- _Data entries_:
# # # # #
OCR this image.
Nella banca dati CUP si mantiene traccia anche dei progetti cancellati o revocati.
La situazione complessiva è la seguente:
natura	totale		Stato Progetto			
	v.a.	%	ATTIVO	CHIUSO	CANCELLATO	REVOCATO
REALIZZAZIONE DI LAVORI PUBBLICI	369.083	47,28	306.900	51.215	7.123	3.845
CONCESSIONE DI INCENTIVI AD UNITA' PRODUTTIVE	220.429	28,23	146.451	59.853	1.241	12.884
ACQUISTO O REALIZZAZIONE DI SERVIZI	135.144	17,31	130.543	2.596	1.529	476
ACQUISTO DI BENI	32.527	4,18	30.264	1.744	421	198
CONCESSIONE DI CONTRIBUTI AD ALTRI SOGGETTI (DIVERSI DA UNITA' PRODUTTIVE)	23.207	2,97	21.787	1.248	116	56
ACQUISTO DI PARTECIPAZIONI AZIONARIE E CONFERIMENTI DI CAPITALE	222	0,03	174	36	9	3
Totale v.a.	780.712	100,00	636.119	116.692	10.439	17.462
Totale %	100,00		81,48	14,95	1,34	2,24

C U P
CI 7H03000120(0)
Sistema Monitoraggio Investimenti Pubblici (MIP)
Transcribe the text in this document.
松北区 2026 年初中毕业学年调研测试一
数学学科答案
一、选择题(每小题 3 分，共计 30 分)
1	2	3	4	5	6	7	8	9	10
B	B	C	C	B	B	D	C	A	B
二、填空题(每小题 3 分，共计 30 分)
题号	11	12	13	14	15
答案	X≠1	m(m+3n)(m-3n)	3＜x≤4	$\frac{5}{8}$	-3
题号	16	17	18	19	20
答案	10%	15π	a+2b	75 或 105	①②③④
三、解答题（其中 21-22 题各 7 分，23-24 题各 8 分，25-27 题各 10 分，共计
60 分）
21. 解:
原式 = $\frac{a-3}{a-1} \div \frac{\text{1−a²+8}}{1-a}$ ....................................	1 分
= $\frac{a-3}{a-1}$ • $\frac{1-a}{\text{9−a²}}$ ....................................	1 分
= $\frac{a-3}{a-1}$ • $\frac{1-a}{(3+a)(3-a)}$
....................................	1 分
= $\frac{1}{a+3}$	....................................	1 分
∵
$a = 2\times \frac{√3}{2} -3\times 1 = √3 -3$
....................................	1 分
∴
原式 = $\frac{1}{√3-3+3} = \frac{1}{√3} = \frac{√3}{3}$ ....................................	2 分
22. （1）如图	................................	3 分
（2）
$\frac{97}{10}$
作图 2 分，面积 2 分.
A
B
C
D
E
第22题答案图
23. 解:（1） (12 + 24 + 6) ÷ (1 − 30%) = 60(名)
# # # # #
- _Given instruction_:
Each line of the listing should be echoed back exactly.

- _Response to the exercise_:
OCR this image.
Nella banca dati CUP si mantiene traccia anche dei progetti cancellati o revocati.
La situazione complessiva è la seguente:
natura	totale		Stato Progetto			
	v.a.	%	ATTIVO	CHIUSO	CANCELLATO	REVOCATO
REALIZZAZIONE DI LAVORI PUBBLICI	369.083	47,28	306.900	51.215	7.123	3.845
CONCESSIONE DI INCENTIVI AD UNITA' PRODUTTIVE	220.429	28,23	146.451	59.853	1.241	12.884
ACQUISTO O REALIZZAZIONE DI SERVIZI	135.144	17,31	130.543	2.596	1.529	476
ACQUISTO DI BENI	32.527	4,18	30.264	1.744	421	198
CONCESSIONE DI CONTRIBUTI AD ALTRI SOGGETTI (DIVERSI DA UNITA' PRODUTTIVE)	23.207	2,97	21.787	1.248	116	56
ACQUISTO DI PARTECIPAZIONI AZIONARIE E CONFERIMENTI DI CAPITALE	222	0,03	174	36	9	3
Totale v.a.	780.712	100,00	636.119	116.692	10.439	17.462
Totale %	100,00		81,48	14,95	1,34	2,24

C U P
CI 7H03000120(0)
Sistema Monitoraggio Investimenti Pubblici (MIP)
Transcribe the text in this document.
松北区 2026 年初中毕业学年调研测试一
数学学科答案
一、选择题(每小题 3 分，共计 30 分)
1	2	3	4	5	6	7	8	9	10
B	B	C	C	B	B	D	C	A	B
二、填空题(每小题 3 分，共计 30 分)
题号	11	12	13	14	15
答案	X≠1	m(m+3n)(m-3n)	3＜x≤4	$\frac{5}{8}$	-3
题号	16	17	18	19	20
答案	10%	15π	a+2b	75 或 105	①②③④
三、解答题（其中 21-22 题各 7 分，23-24 题各 8 分，25-27 题各 10 分，共计
60 分）
21. 解:
原式 = $\frac{a-3}{a-1} \div \frac{\text{1−a²+8}}{1-a}$ ....................................	1 分
= $\frac{a-3}{a-1}$ • $\frac{1-a}{\text{9−a²}}$ ....................................	1 分
= $\frac{a-3}{a-1}$ • $\frac{1-a}{(3+a)(3-a)}$
....................................	1 分
= $\frac{1}{a+3}$	....................................	1 分
∵
$a = 2\times \frac{√3}{2} -3\times 1 = √3 -3$
....................................	1 分
∴
原式 = $\frac{1}{√3-3+3} = \frac{1}{√3} = \frac{√3}{3}$ ....................................	2 分
22. （1）如图	................................	3 分
（2）
$\frac{97}{10}$
作图 2 分，面积 2 分.
A
B
C
D
E
第22题答案图
23. 解:（1） (12 + 24 + 6) ÷ (1 − 30%) = 60(名)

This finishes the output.